-- BEGIN PROVIDED MATERIAL --
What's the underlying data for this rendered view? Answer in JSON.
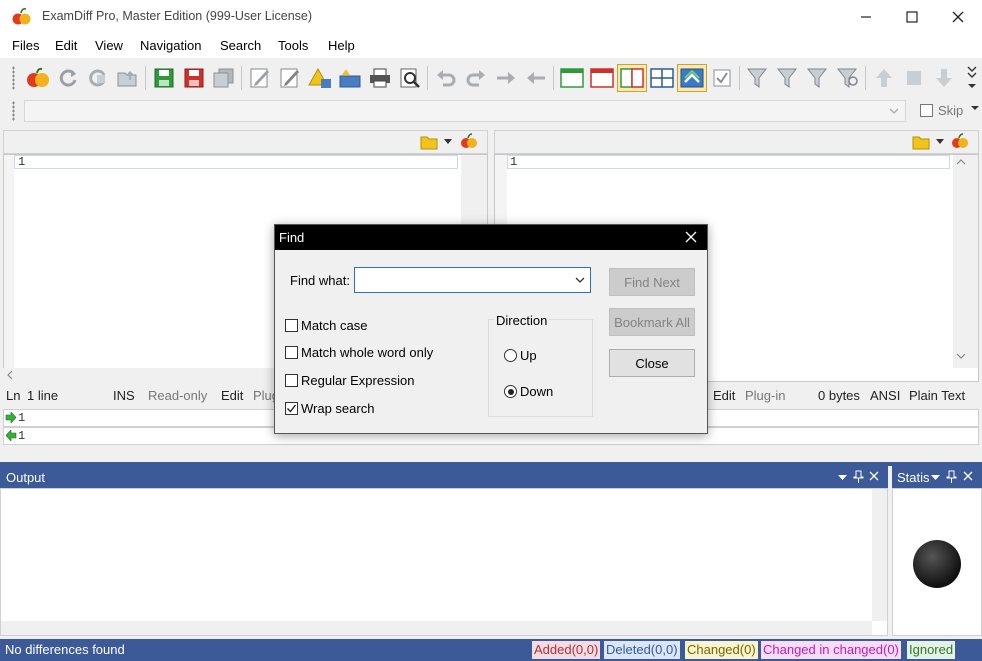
{
  "window": {
    "title": "ExamDiff Pro, Master Edition (999-User License)"
  },
  "menu": [
    "Files",
    "Edit",
    "View",
    "Navigation",
    "Search",
    "Tools",
    "Help"
  ],
  "skip_label": "Skip",
  "left_pane": {
    "line": "1"
  },
  "right_pane": {
    "line": "1"
  },
  "status_left": {
    "ln": "Ln",
    "lines": "1 line",
    "ins": "INS",
    "readonly": "Read-only",
    "edit": "Edit",
    "plug": "Plug"
  },
  "status_right": {
    "edit": "Edit",
    "plugin": "Plug-in",
    "bytes": "0 bytes",
    "encoding": "ANSI",
    "filetype": "Plain Text"
  },
  "compare_rows": [
    "1",
    "1"
  ],
  "output": {
    "title": "Output"
  },
  "statistics": {
    "title": "Statis"
  },
  "statusbar": {
    "message": "No differences found",
    "added": "Added(0,0)",
    "deleted": "Deleted(0,0)",
    "changed": "Changed(0)",
    "changed_in_changed": "Changed in changed(0)",
    "ignored": "Ignored"
  },
  "colors": {
    "accent": "#3c5a98",
    "added": "#f3dde3",
    "deleted": "#dde6f5",
    "changed": "#fbf5cf",
    "cic": "#f8ddf6",
    "ignored": "#e4f3e4"
  },
  "find_dialog": {
    "title": "Find",
    "find_what_label": "Find what:",
    "find_what_value": "",
    "match_case": {
      "label": "Match case",
      "checked": false
    },
    "match_whole_word": {
      "label": "Match whole word only",
      "checked": false
    },
    "regex": {
      "label": "Regular Expression",
      "checked": false
    },
    "wrap_search": {
      "label": "Wrap search",
      "checked": true
    },
    "direction": {
      "label": "Direction",
      "up": "Up",
      "down": "Down",
      "selected": "Down"
    },
    "buttons": {
      "find_next": "Find Next",
      "bookmark_all": "Bookmark All",
      "close": "Close"
    }
  }
}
-- END PROVIDED MATERIAL --
WHAT THE EXERCISE ASKS :: Copy every line above word for word and exclude the pictures.

SOLUTION TO THIS EXERCISE ::
What's the underlying data for this rendered view? Answer in JSON.
{
  "window": {
    "title": "ExamDiff Pro, Master Edition (999-User License)"
  },
  "menu": [
    "Files",
    "Edit",
    "View",
    "Navigation",
    "Search",
    "Tools",
    "Help"
  ],
  "skip_label": "Skip",
  "left_pane": {
    "line": "1"
  },
  "right_pane": {
    "line": "1"
  },
  "status_left": {
    "ln": "Ln",
    "lines": "1 line",
    "ins": "INS",
    "readonly": "Read-only",
    "edit": "Edit",
    "plug": "Plug"
  },
  "status_right": {
    "edit": "Edit",
    "plugin": "Plug-in",
    "bytes": "0 bytes",
    "encoding": "ANSI",
    "filetype": "Plain Text"
  },
  "compare_rows": [
    "1",
    "1"
  ],
  "output": {
    "title": "Output"
  },
  "statistics": {
    "title": "Statis"
  },
  "statusbar": {
    "message": "No differences found",
    "added": "Added(0,0)",
    "deleted": "Deleted(0,0)",
    "changed": "Changed(0)",
    "changed_in_changed": "Changed in changed(0)",
    "ignored": "Ignored"
  },
  "colors": {
    "accent": "#3c5a98",
    "added": "#f3dde3",
    "deleted": "#dde6f5",
    "changed": "#fbf5cf",
    "cic": "#f8ddf6",
    "ignored": "#e4f3e4"
  },
  "find_dialog": {
    "title": "Find",
    "find_what_label": "Find what:",
    "find_what_value": "",
    "match_case": {
      "label": "Match case",
      "checked": false
    },
    "match_whole_word": {
      "label": "Match whole word only",
      "checked": false
    },
    "regex": {
      "label": "Regular Expression",
      "checked": false
    },
    "wrap_search": {
      "label": "Wrap search",
      "checked": true
    },
    "direction": {
      "label": "Direction",
      "up": "Up",
      "down": "Down",
      "selected": "Down"
    },
    "buttons": {
      "find_next": "Find Next",
      "bookmark_all": "Bookmark All",
      "close": "Close"
    }
  }
}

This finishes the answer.